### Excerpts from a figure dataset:

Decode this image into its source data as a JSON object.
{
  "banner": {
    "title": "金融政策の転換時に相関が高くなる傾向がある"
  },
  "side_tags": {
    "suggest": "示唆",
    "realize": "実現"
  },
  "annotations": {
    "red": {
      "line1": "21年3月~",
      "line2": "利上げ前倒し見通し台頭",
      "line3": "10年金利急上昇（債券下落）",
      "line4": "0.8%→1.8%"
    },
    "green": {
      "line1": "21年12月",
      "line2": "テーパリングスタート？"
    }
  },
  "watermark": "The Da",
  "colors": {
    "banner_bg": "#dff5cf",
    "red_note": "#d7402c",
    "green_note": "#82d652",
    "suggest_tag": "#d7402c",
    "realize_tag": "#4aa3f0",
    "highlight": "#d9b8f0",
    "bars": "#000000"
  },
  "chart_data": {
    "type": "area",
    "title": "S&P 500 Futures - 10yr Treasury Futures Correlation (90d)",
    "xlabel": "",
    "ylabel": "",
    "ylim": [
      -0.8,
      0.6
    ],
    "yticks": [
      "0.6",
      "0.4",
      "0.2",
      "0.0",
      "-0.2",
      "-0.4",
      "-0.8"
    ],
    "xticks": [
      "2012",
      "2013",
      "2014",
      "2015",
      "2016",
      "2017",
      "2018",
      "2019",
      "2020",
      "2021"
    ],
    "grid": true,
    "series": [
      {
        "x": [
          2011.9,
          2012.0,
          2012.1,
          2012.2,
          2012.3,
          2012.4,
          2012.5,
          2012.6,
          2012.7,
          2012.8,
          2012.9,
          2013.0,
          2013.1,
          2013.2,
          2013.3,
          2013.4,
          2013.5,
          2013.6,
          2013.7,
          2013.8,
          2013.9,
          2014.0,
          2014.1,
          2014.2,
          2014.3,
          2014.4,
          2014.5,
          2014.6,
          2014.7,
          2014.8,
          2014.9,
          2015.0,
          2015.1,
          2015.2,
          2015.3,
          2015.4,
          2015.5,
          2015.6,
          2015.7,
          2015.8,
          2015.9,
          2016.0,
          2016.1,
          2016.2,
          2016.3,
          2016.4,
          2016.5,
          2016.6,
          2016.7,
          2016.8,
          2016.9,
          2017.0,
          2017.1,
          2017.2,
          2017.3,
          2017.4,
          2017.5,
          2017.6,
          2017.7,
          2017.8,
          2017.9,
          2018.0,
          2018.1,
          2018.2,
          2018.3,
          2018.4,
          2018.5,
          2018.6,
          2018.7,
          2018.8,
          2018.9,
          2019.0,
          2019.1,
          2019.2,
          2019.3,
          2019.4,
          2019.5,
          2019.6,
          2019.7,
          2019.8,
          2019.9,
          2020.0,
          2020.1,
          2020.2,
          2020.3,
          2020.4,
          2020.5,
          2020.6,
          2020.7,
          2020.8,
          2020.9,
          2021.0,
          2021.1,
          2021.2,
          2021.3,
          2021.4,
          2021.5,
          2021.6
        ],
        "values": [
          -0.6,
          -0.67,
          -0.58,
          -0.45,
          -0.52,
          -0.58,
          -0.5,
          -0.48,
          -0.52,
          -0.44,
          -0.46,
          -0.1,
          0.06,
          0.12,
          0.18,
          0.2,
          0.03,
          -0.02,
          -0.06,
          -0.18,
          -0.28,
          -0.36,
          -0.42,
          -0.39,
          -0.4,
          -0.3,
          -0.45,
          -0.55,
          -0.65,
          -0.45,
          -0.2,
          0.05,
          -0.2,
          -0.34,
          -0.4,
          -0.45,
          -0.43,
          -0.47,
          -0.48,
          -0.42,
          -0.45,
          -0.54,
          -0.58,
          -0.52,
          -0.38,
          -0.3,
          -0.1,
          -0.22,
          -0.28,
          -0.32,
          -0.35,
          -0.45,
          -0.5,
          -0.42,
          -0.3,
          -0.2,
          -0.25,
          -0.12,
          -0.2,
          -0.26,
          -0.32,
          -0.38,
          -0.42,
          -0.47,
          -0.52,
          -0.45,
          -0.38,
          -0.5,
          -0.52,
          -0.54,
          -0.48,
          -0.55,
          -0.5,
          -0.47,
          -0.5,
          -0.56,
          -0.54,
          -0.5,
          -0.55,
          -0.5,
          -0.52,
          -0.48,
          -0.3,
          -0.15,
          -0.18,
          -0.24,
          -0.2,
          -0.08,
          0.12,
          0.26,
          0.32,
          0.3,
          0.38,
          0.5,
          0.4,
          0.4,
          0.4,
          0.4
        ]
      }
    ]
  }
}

### What you are asked to do:
Look through the material above. Copy each line where the word "title" appears.

### Complete response:
    "title": "金融政策の転換時に相関が高くなる傾向がある"
    "title": "S&P 500 Futures - 10yr Treasury Futures Correlation (90d)",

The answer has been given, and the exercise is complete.